--- Begin ---
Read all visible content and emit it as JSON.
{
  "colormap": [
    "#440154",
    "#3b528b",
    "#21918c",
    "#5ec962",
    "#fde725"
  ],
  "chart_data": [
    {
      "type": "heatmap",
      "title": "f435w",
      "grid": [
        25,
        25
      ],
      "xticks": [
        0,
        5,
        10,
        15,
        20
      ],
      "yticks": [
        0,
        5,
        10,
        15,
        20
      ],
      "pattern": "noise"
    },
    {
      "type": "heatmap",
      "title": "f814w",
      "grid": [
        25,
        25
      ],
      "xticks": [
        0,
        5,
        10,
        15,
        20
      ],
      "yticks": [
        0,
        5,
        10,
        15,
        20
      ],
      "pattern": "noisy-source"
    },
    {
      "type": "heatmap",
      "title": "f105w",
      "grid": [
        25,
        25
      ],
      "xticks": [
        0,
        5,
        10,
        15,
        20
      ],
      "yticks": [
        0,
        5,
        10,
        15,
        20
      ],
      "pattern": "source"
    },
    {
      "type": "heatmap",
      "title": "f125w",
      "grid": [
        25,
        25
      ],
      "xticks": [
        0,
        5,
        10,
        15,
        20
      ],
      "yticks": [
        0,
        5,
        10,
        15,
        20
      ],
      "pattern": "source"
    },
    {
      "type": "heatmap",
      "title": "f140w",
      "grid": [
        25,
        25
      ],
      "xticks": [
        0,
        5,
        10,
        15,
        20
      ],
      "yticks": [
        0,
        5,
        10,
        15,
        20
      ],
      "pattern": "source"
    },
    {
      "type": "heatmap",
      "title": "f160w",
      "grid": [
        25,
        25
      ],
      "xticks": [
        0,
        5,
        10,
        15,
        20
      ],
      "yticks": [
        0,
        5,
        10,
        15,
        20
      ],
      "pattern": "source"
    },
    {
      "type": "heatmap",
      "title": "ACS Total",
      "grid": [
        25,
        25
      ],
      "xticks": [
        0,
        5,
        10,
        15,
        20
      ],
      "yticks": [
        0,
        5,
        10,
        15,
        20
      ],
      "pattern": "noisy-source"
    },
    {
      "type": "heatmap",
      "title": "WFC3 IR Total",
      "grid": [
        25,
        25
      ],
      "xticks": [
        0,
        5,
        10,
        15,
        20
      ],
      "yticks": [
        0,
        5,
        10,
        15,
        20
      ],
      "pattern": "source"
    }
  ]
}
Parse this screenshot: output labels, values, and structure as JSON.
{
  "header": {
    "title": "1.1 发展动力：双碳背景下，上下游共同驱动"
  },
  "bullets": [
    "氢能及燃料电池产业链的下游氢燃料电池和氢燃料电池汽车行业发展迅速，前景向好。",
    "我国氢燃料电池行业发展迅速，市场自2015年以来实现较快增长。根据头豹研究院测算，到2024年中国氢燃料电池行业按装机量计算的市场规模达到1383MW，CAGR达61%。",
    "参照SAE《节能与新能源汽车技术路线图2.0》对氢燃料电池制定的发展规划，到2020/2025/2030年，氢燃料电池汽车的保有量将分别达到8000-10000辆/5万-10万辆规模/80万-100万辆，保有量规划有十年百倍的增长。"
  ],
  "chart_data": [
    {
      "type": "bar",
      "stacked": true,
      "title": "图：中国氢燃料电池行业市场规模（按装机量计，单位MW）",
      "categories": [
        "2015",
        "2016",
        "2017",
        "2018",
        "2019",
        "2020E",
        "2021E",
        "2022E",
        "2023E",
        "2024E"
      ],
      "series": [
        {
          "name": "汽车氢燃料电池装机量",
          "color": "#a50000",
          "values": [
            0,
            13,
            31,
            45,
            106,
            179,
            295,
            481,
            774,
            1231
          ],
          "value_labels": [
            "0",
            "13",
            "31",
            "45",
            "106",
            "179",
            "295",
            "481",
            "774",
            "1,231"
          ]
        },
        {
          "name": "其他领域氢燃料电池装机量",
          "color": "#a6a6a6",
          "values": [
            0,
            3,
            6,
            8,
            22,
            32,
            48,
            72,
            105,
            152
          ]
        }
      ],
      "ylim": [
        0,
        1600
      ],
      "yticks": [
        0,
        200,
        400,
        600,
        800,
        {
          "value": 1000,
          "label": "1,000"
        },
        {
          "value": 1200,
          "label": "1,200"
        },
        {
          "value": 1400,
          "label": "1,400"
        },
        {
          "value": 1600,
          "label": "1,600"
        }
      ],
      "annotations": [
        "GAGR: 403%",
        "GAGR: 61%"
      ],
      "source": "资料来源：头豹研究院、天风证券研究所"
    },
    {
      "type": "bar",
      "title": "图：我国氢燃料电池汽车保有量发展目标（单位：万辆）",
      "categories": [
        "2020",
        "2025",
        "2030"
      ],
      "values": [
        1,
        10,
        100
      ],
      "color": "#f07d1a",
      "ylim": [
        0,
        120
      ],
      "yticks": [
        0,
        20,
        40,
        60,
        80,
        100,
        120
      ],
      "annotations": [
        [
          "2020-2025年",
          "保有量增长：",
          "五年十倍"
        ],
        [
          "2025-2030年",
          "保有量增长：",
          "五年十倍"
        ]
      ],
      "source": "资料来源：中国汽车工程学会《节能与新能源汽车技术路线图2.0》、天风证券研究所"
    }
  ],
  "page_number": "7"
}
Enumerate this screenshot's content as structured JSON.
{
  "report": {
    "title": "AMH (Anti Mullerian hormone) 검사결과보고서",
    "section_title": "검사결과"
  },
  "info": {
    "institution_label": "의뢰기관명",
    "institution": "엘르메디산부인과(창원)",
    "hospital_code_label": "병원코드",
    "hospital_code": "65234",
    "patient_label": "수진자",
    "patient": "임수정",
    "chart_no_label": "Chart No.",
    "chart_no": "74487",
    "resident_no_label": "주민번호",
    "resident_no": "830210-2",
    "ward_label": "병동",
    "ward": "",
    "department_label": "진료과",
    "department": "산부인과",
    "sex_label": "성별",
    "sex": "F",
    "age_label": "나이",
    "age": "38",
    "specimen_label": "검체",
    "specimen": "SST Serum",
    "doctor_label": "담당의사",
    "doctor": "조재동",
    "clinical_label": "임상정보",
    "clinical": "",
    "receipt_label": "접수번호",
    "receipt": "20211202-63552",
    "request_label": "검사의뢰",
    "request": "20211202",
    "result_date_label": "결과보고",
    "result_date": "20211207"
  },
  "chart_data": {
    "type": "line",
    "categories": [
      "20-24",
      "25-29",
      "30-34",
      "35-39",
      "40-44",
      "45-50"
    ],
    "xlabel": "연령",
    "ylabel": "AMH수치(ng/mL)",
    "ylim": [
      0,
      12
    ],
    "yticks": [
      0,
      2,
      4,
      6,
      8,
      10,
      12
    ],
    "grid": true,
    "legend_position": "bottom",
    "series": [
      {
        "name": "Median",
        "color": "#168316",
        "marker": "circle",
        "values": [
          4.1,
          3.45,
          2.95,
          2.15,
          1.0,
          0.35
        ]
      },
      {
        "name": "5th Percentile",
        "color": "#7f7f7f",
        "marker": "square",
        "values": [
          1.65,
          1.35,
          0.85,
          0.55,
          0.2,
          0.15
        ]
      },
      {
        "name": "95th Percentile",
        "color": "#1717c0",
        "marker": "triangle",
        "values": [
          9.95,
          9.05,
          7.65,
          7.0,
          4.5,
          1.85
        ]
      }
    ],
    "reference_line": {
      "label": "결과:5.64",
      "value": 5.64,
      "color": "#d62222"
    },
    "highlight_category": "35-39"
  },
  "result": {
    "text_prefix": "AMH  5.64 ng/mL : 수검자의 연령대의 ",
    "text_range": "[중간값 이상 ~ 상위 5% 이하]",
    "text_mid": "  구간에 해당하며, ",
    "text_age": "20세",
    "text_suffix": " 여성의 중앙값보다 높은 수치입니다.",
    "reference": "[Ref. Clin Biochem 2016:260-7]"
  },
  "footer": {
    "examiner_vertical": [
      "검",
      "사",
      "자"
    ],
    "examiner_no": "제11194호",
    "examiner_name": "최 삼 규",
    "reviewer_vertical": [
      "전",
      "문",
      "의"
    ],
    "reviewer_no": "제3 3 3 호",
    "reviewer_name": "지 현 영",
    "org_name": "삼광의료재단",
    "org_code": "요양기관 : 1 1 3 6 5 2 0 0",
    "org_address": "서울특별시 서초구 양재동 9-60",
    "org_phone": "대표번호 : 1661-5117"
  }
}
--- End ---
AIM: Your answer should be only the number of lines that hold the word "资料来源".

FINISHED ANSWER: 2